--- Begin DATASET RECORDS ---

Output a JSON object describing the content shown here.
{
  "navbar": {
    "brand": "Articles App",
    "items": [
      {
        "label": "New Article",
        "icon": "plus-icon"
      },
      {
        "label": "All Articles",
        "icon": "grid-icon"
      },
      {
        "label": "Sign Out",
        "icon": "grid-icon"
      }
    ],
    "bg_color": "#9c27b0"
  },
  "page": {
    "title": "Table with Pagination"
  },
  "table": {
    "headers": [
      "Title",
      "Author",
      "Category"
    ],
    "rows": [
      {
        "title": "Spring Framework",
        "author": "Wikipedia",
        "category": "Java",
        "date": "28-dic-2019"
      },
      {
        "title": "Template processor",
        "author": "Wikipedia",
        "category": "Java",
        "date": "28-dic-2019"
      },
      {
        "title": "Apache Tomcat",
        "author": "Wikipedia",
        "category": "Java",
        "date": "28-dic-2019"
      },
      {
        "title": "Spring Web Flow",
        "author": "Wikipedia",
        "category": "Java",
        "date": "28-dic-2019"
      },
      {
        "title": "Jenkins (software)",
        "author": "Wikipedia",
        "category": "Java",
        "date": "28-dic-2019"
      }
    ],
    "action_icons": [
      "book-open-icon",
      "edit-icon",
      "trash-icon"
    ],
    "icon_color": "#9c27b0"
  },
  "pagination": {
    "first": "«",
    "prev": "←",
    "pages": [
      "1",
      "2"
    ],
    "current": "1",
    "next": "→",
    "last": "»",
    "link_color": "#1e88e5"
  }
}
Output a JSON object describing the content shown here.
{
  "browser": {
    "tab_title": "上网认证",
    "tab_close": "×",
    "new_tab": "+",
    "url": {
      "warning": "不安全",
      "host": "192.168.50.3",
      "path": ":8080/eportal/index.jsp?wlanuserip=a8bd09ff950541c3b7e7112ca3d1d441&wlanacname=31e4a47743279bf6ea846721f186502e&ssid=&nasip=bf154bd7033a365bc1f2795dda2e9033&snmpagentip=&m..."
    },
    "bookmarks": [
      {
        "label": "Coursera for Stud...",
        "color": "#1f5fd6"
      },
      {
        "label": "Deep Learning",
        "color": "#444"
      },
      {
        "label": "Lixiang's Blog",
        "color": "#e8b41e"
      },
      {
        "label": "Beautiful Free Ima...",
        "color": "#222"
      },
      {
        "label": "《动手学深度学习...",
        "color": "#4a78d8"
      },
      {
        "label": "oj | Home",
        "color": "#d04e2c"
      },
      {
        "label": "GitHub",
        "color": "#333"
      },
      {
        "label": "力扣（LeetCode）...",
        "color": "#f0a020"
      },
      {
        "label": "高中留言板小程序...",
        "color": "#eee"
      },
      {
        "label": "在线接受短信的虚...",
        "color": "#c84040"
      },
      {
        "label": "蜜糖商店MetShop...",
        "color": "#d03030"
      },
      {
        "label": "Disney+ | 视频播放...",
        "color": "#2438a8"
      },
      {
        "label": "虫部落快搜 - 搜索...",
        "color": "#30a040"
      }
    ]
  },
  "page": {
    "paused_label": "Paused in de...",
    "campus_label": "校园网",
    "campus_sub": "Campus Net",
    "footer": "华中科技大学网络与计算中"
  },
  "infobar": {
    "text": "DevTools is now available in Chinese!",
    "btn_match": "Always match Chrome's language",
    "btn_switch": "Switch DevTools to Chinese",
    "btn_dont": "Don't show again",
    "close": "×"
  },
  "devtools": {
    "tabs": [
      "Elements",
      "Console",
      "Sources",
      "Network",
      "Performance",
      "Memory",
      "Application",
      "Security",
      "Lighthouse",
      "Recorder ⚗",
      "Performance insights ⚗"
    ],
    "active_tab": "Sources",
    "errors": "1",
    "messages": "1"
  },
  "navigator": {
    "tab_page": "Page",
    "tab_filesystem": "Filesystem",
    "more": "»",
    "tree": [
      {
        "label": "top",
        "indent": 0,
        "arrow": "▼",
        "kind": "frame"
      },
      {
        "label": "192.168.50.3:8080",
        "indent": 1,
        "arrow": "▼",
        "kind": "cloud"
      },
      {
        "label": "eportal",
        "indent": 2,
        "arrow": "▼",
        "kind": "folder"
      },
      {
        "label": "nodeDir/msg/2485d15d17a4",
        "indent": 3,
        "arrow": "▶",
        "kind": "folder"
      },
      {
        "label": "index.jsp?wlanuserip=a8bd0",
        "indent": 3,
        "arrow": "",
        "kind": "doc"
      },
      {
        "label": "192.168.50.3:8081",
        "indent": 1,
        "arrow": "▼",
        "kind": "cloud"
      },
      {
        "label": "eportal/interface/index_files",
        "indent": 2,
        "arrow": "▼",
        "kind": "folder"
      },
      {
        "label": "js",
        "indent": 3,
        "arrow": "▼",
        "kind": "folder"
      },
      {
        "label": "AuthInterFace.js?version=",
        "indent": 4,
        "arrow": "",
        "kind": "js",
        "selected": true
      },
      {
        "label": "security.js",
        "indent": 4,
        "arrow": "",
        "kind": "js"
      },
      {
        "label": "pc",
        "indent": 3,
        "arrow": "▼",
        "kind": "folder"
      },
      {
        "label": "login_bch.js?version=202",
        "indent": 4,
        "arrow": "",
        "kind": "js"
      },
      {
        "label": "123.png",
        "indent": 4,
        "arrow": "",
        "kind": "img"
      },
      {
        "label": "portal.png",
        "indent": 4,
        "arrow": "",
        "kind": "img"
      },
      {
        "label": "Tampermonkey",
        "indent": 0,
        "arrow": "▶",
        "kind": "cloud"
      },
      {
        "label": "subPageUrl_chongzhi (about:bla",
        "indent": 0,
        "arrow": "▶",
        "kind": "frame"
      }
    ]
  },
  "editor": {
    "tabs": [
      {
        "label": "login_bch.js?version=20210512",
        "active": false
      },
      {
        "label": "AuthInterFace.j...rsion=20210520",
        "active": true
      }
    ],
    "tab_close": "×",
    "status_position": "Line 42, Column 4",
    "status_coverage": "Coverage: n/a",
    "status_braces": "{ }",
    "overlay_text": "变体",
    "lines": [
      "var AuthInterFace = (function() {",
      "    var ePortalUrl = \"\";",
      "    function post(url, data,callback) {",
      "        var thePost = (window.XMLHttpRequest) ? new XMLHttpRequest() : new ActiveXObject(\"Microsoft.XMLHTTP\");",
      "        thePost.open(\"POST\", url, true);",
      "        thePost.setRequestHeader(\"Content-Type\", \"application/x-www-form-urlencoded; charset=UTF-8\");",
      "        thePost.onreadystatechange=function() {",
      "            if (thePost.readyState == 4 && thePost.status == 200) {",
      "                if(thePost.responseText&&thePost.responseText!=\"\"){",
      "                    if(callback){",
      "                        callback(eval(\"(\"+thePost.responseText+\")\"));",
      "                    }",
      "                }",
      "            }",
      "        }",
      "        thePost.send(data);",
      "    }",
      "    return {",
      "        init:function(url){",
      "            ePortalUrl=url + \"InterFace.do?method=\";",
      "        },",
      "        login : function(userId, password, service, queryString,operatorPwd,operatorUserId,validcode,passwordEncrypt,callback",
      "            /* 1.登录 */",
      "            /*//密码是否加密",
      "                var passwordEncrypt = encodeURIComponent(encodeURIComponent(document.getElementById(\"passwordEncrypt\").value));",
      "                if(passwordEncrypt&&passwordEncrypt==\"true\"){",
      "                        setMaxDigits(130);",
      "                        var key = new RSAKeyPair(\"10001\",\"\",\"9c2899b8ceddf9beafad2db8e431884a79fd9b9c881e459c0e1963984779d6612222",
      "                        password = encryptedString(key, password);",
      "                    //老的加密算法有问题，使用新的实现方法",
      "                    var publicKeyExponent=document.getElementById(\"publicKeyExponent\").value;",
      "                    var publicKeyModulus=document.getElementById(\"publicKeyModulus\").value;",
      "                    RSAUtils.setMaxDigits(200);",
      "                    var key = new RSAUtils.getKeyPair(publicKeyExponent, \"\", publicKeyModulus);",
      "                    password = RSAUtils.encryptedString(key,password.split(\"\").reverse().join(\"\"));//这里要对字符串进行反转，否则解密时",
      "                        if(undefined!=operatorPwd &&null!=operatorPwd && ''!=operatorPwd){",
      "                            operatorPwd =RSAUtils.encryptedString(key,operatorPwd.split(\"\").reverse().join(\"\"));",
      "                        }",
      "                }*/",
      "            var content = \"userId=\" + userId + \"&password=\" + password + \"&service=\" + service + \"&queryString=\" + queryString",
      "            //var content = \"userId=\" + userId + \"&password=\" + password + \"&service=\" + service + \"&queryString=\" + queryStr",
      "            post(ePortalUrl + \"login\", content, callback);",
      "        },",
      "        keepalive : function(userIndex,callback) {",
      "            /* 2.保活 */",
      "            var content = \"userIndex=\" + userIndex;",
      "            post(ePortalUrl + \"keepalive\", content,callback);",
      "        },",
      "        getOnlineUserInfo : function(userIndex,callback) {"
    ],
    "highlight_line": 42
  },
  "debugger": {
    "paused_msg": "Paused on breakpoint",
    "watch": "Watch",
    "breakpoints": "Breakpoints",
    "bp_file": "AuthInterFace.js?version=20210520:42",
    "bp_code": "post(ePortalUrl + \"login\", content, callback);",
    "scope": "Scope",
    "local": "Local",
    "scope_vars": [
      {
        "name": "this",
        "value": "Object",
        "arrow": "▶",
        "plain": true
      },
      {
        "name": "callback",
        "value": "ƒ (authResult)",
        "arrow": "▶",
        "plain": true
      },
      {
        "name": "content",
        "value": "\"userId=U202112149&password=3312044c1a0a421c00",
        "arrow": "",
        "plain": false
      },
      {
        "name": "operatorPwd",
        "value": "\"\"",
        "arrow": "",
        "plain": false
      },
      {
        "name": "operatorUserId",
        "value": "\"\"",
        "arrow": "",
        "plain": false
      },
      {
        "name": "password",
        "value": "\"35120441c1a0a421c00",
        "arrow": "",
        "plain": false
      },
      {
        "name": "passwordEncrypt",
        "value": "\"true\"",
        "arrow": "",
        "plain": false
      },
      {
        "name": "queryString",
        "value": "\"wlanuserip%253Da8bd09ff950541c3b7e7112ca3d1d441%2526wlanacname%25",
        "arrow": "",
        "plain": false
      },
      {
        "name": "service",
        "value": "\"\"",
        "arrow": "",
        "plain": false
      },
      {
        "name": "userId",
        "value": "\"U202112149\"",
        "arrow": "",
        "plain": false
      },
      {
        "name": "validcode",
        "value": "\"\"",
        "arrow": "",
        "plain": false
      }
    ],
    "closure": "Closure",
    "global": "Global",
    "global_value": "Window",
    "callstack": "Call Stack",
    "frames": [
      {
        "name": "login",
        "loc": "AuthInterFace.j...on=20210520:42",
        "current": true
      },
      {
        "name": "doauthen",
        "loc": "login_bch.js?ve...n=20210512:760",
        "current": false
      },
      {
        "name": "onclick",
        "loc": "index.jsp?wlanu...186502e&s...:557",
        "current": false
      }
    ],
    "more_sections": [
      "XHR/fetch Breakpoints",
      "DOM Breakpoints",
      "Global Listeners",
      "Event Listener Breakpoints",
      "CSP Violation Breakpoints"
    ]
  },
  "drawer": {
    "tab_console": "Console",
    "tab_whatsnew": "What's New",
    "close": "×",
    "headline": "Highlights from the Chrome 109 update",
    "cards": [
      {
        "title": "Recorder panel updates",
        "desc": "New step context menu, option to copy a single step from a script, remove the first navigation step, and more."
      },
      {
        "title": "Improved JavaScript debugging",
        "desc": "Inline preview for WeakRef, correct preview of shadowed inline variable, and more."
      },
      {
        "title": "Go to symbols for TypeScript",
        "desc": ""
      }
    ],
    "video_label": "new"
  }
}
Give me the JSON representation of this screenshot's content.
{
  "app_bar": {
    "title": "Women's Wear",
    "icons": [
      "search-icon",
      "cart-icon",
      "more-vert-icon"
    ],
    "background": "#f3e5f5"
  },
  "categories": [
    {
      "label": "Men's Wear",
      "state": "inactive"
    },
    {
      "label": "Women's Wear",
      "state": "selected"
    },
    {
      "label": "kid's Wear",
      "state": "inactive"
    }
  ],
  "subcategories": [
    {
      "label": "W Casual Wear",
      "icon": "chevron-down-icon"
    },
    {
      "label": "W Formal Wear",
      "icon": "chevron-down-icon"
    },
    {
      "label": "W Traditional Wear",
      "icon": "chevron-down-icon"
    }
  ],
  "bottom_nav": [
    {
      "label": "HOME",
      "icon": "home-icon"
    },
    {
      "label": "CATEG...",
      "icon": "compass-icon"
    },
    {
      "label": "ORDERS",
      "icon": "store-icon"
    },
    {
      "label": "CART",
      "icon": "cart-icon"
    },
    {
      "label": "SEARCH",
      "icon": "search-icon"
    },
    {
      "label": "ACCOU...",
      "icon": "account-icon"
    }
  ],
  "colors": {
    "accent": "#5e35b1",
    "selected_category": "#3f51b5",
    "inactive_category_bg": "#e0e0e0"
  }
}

--- End DATASET RECORDS ---

=== WORK TO BE COMPLETED ===
Copy each line holding the word "Women" from the listing above.

=== RESULT OF THE EXERCISE ===
    "title": "Women's Wear",
      "label": "Women's Wear",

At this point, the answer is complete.